Task instructions: Write out exactly, with no other output, the lines below from the one that contains "What does this" through the end.

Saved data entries
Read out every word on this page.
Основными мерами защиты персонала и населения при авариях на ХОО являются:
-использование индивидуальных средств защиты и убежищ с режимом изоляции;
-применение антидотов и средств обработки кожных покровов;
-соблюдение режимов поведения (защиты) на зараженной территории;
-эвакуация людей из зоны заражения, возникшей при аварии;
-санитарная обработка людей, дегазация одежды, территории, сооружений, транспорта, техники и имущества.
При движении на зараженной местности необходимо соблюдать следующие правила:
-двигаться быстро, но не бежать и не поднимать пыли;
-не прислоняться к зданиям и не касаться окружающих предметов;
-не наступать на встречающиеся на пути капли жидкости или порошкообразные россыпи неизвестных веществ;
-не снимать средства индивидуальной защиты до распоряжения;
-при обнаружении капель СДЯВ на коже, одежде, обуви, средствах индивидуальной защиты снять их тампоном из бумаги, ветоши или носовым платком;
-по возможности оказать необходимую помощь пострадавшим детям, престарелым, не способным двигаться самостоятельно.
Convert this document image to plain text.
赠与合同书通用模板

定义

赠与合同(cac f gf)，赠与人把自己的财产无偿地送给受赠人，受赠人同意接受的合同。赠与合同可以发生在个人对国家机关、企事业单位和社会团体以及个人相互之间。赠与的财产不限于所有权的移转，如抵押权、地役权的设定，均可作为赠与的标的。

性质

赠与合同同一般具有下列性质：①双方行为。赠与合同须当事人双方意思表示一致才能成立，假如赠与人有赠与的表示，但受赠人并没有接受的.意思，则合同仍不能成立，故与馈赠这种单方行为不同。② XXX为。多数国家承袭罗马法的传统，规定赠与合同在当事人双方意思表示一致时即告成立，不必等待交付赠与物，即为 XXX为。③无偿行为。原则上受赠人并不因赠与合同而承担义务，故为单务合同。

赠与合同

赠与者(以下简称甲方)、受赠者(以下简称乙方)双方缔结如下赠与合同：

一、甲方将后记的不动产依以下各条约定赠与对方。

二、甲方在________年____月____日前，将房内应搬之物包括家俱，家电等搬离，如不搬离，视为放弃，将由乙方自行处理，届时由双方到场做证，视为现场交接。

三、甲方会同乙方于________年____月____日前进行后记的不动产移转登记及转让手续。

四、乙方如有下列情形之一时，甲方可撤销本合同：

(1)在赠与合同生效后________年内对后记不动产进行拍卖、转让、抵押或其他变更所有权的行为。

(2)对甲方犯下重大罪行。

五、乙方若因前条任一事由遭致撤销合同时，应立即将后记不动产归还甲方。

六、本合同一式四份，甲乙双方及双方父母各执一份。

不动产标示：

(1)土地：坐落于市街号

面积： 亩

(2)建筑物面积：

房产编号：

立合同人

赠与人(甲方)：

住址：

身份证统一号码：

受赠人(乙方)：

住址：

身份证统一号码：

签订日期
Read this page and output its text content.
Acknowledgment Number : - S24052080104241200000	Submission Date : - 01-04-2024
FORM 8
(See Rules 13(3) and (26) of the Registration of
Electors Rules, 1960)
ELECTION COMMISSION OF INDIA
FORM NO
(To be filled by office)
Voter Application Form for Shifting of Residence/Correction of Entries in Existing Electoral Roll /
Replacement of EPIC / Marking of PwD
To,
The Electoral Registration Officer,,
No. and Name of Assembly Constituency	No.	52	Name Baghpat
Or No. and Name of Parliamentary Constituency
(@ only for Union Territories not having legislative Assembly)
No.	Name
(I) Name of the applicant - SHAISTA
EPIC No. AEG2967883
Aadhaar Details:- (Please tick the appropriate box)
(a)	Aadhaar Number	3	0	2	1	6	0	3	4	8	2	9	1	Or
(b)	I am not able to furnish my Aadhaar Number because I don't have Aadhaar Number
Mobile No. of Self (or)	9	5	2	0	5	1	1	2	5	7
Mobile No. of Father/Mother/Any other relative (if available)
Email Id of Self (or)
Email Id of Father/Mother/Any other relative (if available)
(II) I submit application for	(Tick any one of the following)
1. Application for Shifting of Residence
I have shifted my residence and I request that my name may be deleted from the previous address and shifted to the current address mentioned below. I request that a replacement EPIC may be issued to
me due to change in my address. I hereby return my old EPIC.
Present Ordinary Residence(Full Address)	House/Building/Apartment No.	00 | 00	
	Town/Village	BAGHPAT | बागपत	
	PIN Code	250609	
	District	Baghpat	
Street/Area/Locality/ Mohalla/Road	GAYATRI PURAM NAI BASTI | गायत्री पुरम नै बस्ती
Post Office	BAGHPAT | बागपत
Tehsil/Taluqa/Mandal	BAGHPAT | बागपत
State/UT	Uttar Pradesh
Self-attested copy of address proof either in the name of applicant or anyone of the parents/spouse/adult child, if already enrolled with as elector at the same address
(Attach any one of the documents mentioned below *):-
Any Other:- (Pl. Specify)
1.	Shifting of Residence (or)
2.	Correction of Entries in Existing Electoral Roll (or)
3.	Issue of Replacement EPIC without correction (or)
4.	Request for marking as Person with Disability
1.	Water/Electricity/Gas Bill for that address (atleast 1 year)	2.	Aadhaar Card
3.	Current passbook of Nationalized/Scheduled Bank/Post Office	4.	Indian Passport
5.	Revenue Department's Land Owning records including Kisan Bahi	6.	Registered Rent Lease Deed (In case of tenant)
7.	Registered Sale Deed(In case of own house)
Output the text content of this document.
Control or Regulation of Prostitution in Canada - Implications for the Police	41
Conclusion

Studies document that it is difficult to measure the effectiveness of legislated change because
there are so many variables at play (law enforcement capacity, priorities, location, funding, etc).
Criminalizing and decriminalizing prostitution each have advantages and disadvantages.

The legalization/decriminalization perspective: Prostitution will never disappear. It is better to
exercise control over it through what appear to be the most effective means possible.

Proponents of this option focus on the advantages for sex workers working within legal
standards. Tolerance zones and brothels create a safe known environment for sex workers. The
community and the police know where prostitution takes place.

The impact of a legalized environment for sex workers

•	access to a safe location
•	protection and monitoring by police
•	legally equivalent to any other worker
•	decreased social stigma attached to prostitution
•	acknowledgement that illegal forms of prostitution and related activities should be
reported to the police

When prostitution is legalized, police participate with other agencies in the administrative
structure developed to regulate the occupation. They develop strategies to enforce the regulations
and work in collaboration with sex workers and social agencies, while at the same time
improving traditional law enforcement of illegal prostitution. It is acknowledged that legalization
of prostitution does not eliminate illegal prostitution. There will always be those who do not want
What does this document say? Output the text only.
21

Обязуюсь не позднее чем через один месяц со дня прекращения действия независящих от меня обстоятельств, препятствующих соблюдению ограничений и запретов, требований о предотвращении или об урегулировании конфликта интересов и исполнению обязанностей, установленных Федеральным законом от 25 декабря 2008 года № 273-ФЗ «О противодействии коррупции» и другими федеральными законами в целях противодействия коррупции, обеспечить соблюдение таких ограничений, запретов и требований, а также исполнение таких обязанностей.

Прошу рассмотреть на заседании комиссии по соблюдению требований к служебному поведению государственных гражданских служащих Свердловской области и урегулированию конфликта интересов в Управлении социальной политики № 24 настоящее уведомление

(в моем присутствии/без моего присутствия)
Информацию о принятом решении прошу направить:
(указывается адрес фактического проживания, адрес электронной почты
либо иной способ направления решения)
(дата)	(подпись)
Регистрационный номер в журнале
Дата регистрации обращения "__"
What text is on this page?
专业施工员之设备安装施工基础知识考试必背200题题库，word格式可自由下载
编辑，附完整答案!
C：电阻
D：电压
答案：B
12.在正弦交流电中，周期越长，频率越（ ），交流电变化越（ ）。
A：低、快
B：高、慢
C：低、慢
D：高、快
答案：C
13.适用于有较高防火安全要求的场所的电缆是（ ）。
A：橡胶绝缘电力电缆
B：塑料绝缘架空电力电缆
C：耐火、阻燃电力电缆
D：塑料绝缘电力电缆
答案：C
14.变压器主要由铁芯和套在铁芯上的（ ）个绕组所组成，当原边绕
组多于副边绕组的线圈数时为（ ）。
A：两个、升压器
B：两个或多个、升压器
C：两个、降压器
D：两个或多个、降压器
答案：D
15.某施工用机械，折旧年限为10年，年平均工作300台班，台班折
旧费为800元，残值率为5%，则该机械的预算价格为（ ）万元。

Exercise output:
What does this document say? Output the text only.
21

Обязуюсь не позднее чем через один месяц со дня прекращения действия независящих от меня обстоятельств, препятствующих соблюдению ограничений и запретов, требований о предотвращении или об урегулировании конфликта интересов и исполнению обязанностей, установленных Федеральным законом от 25 декабря 2008 года № 273-ФЗ «О противодействии коррупции» и другими федеральными законами в целях противодействия коррупции, обеспечить соблюдение таких ограничений, запретов и требований, а также исполнение таких обязанностей.

Прошу рассмотреть на заседании комиссии по соблюдению требований к служебному поведению государственных гражданских служащих Свердловской области и урегулированию конфликта интересов в Управлении социальной политики № 24 настоящее уведомление

(в моем присутствии/без моего присутствия)
Информацию о принятом решении прошу направить:
(указывается адрес фактического проживания, адрес электронной почты
либо иной способ направления решения)
(дата)	(подпись)
Регистрационный номер в журнале
Дата регистрации обращения "__"
What text is on this page?
专业施工员之设备安装施工基础知识考试必背200题题库，word格式可自由下载
编辑，附完整答案!
C：电阻
D：电压
答案：B
12.在正弦交流电中，周期越长，频率越（ ），交流电变化越（ ）。
A：低、快
B：高、慢
C：低、慢
D：高、快
答案：C
13.适用于有较高防火安全要求的场所的电缆是（ ）。
A：橡胶绝缘电力电缆
B：塑料绝缘架空电力电缆
C：耐火、阻燃电力电缆
D：塑料绝缘电力电缆
答案：C
14.变压器主要由铁芯和套在铁芯上的（ ）个绕组所组成，当原边绕
组多于副边绕组的线圈数时为（ ）。
A：两个、升压器
B：两个或多个、升压器
C：两个、降压器
D：两个或多个、降压器
答案：D
15.某施工用机械，折旧年限为10年，年平均工作300台班，台班折
旧费为800元，残值率为5%，则该机械的预算价格为（ ）万元。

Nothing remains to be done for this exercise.